When everyone becomes positive, you must know there is paranoia.
See there is a difference between practicality and positivity.
Using practicality does not require one to be positive,
because being practical works on math, there is a outcome, either way, it isn’t
expected to be positive or negative.
When one uses positivity to solve problems then it is backed
by paranoia, because the outcome is left in the air, with hope and faith, it is
like being positive while crossing a red light at a robot.
Practicality is,
wait at the red light and then cross when it is green, it takes time and
patience but you will cross.
Continuing from the last blog -- “Here is how I used positivity to hide and cloak the
paranoia, the reality, the facts when and as I started happening to me and
still is……. “
When I
started working as a car salesmen I was placed within the second hand
department to train and to sell, not long after that I was moved to the new car
department, I lost a bit of motivation within this transition because I spend
all my training in the second hand department, knowing the cars and how to sell
them through observation.
I was
paranoid because here I am with bran new cars, how do I sell them, what I need
to know about them, they are from China and they are not well known.
So I said
to myself, I will learn, I will get it, I will sell these cars, it must be
easy. I have no choice, so here I lose another two weeks getting the hang of
the new floor and getting into the way the floor works around there, plus
learning to know the cars, then I spend all my Time never being there, I was
used to drive and to pick up and to transport and to do all kinds of things,
people sometimes even forgot I worked there.
Then it
started slowing down, I started getting my position right, I started going less
and less away by the second month on the new cars sales section, a week in they
suddenly changed me again to the second hand cars department again, this fucked
me around again, I still haven’t sold one car.
This is
where the paranoia came in again, I have been moved again, I have been
de-rooted from my foundation again, I now have to only sell second hand cars
again, I have to forget everything I learned about the new cars and focus on
how to sell the used ones, I was there for two weeks without really being send
away as usual, I thought this is good, I can now focus on selling a car for
ones.

▸ Supplied information
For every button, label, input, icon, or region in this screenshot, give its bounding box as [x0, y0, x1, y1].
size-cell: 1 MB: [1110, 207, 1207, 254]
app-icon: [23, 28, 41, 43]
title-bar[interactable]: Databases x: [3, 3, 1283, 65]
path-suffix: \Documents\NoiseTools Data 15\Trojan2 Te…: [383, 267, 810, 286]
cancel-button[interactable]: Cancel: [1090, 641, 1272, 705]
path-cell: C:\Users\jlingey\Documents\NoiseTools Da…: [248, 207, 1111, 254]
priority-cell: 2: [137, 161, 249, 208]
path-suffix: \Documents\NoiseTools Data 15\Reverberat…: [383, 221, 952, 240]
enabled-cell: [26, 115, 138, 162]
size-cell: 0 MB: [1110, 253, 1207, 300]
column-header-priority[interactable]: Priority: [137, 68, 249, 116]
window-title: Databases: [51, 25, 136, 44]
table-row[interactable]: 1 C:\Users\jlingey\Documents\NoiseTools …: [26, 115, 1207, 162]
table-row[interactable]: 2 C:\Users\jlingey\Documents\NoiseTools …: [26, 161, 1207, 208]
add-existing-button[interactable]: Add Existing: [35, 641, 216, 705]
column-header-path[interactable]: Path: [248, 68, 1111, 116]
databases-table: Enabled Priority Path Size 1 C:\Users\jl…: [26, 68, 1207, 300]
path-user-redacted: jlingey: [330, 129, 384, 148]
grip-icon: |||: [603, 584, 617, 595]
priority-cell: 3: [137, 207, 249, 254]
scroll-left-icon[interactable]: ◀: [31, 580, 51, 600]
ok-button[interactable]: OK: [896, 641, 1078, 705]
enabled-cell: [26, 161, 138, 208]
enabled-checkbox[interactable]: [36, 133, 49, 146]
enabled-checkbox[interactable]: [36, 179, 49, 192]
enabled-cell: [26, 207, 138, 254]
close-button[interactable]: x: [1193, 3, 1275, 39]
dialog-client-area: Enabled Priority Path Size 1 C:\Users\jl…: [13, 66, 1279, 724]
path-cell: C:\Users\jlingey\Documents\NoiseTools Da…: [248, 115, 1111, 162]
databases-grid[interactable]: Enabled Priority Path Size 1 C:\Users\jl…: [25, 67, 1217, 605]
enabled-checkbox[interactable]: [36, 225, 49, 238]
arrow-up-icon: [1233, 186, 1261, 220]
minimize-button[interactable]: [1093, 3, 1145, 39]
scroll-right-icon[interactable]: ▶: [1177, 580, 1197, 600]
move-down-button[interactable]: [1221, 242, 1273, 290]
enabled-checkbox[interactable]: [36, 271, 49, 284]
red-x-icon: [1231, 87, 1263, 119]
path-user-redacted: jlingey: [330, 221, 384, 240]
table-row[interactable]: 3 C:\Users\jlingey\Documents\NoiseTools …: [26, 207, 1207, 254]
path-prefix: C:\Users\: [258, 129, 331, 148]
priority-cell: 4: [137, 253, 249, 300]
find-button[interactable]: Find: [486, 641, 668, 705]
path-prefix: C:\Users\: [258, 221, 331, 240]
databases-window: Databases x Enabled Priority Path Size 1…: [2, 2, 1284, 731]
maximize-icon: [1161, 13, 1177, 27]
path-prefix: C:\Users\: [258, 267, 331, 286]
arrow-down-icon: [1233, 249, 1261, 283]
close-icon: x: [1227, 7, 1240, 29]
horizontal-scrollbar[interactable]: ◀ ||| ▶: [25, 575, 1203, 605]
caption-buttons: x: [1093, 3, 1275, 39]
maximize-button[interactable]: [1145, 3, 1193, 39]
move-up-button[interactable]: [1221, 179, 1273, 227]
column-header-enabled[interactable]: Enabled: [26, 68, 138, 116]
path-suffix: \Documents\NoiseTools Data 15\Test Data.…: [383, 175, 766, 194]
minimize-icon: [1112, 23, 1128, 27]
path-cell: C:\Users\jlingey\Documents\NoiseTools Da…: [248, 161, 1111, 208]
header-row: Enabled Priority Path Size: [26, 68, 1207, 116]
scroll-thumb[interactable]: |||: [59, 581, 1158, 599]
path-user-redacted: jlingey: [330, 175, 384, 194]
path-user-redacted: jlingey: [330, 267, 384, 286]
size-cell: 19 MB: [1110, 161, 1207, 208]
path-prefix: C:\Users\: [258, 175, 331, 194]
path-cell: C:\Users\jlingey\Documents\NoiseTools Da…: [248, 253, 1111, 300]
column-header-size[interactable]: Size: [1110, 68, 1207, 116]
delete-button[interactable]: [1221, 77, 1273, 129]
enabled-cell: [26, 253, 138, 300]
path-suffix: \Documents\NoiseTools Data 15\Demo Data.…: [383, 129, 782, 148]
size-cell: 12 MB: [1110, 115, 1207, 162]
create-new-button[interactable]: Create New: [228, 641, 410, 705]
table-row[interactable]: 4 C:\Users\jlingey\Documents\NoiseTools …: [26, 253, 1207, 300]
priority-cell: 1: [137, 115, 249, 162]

▸ Tasks
1) Print the part of the blog post on positivity and paranoia from "When everyone becomes" to "at a robot.", copied word for word.
2) Output the records from their first line to the line with "title-bar[interactable]: Databases x: [3, 3, 1283, 65]", both included, reproducing each line unchanged.

▸ Answers
1)
When everyone becomes positive, you must know there is paranoia.
See there is a difference between practicality and positivity.
Using practicality does not require one to be positive,
because being practical works on math, there is a outcome, either way, it isn’t
expected to be positive or negative.
When one uses positivity to solve problems then it is backed
by paranoia, because the outcome is left in the air, with hope and faith, it is
like being positive while crossing a red light at a robot.

2)
For every button, label, input, icon, or region in this screenshot, give its bounding box as [x0, y0, x1, y1].
size-cell: 1 MB: [1110, 207, 1207, 254]
app-icon: [23, 28, 41, 43]
title-bar[interactable]: Databases x: [3, 3, 1283, 65]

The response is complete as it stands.